### Exercise directions
Search the data for the word "color". Reproduce every line where it is found.

### Material provided
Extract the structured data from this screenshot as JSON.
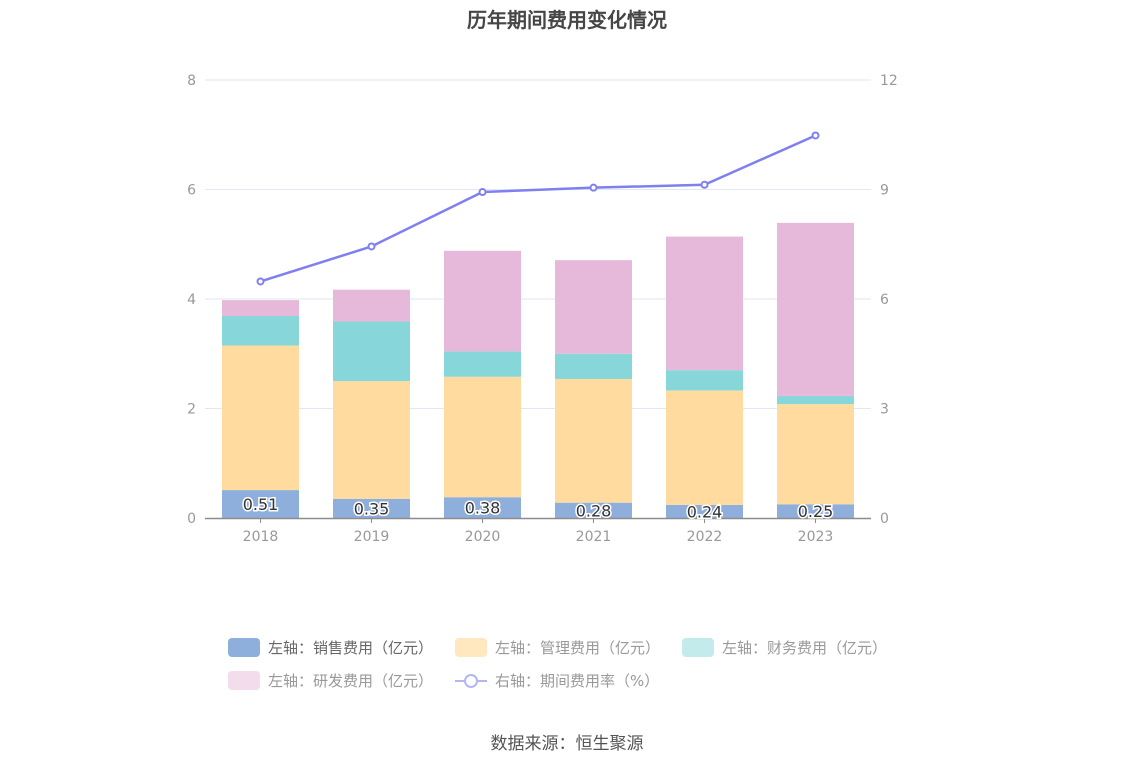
{
  "chart_data": {
    "type": "bar",
    "title": "历年期间费用变化情况",
    "categories": [
      "2018",
      "2019",
      "2020",
      "2021",
      "2022",
      "2023"
    ],
    "series": [
      {
        "name": "左轴：销售费用（亿元）",
        "type": "bar",
        "axis": "left",
        "color": "#8eafdc",
        "values": [
          0.51,
          0.35,
          0.38,
          0.28,
          0.24,
          0.25
        ],
        "labels": [
          "0.51",
          "0.35",
          "0.38",
          "0.28",
          "0.24",
          "0.25"
        ]
      },
      {
        "name": "左轴：管理费用（亿元）",
        "type": "bar",
        "axis": "left",
        "color": "#ffdb9f",
        "values": [
          2.64,
          2.15,
          2.2,
          2.26,
          2.09,
          1.83
        ]
      },
      {
        "name": "左轴：财务费用（亿元）",
        "type": "bar",
        "axis": "left",
        "color": "#87d6d9",
        "values": [
          0.54,
          1.09,
          0.46,
          0.46,
          0.37,
          0.15
        ]
      },
      {
        "name": "左轴：研发费用（亿元）",
        "type": "bar",
        "axis": "left",
        "color": "#e6b9da",
        "values": [
          0.29,
          0.58,
          1.84,
          1.71,
          2.44,
          3.16
        ]
      },
      {
        "name": "右轴：期间费用率（%）",
        "type": "line",
        "axis": "right",
        "color": "#7f7ff0",
        "values": [
          6.48,
          7.44,
          8.93,
          9.05,
          9.13,
          10.48
        ]
      }
    ],
    "left_axis": {
      "ylim": [
        0,
        8
      ],
      "ticks": [
        "0",
        "2",
        "4",
        "6",
        "8"
      ]
    },
    "right_axis": {
      "ylim": [
        0,
        12
      ],
      "ticks": [
        "0",
        "3",
        "6",
        "9",
        "12"
      ]
    },
    "grid": true,
    "legend_position": "bottom"
  },
  "legend": {
    "items": [
      {
        "label": "左轴：销售费用（亿元）",
        "color": "#8eafdc",
        "kind": "bar"
      },
      {
        "label": "左轴：管理费用（亿元）",
        "color": "#ffe7bf",
        "kind": "bar"
      },
      {
        "label": "左轴：财务费用（亿元）",
        "color": "#c3ebec",
        "kind": "bar"
      },
      {
        "label": "左轴：研发费用（亿元）",
        "color": "#f3dcec",
        "kind": "bar"
      },
      {
        "label": "右轴：期间费用率（%）",
        "color": "#b3b6f4",
        "kind": "line"
      }
    ]
  },
  "source": "数据来源：恒生聚源"
}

### Exercise result
        "color": "#8eafdc",
        "color": "#ffdb9f",
        "color": "#87d6d9",
        "color": "#e6b9da",
        "color": "#7f7ff0",
        "color": "#8eafdc",
        "color": "#ffe7bf",
        "color": "#c3ebec",
        "color": "#f3dcec",
        "color": "#b3b6f4",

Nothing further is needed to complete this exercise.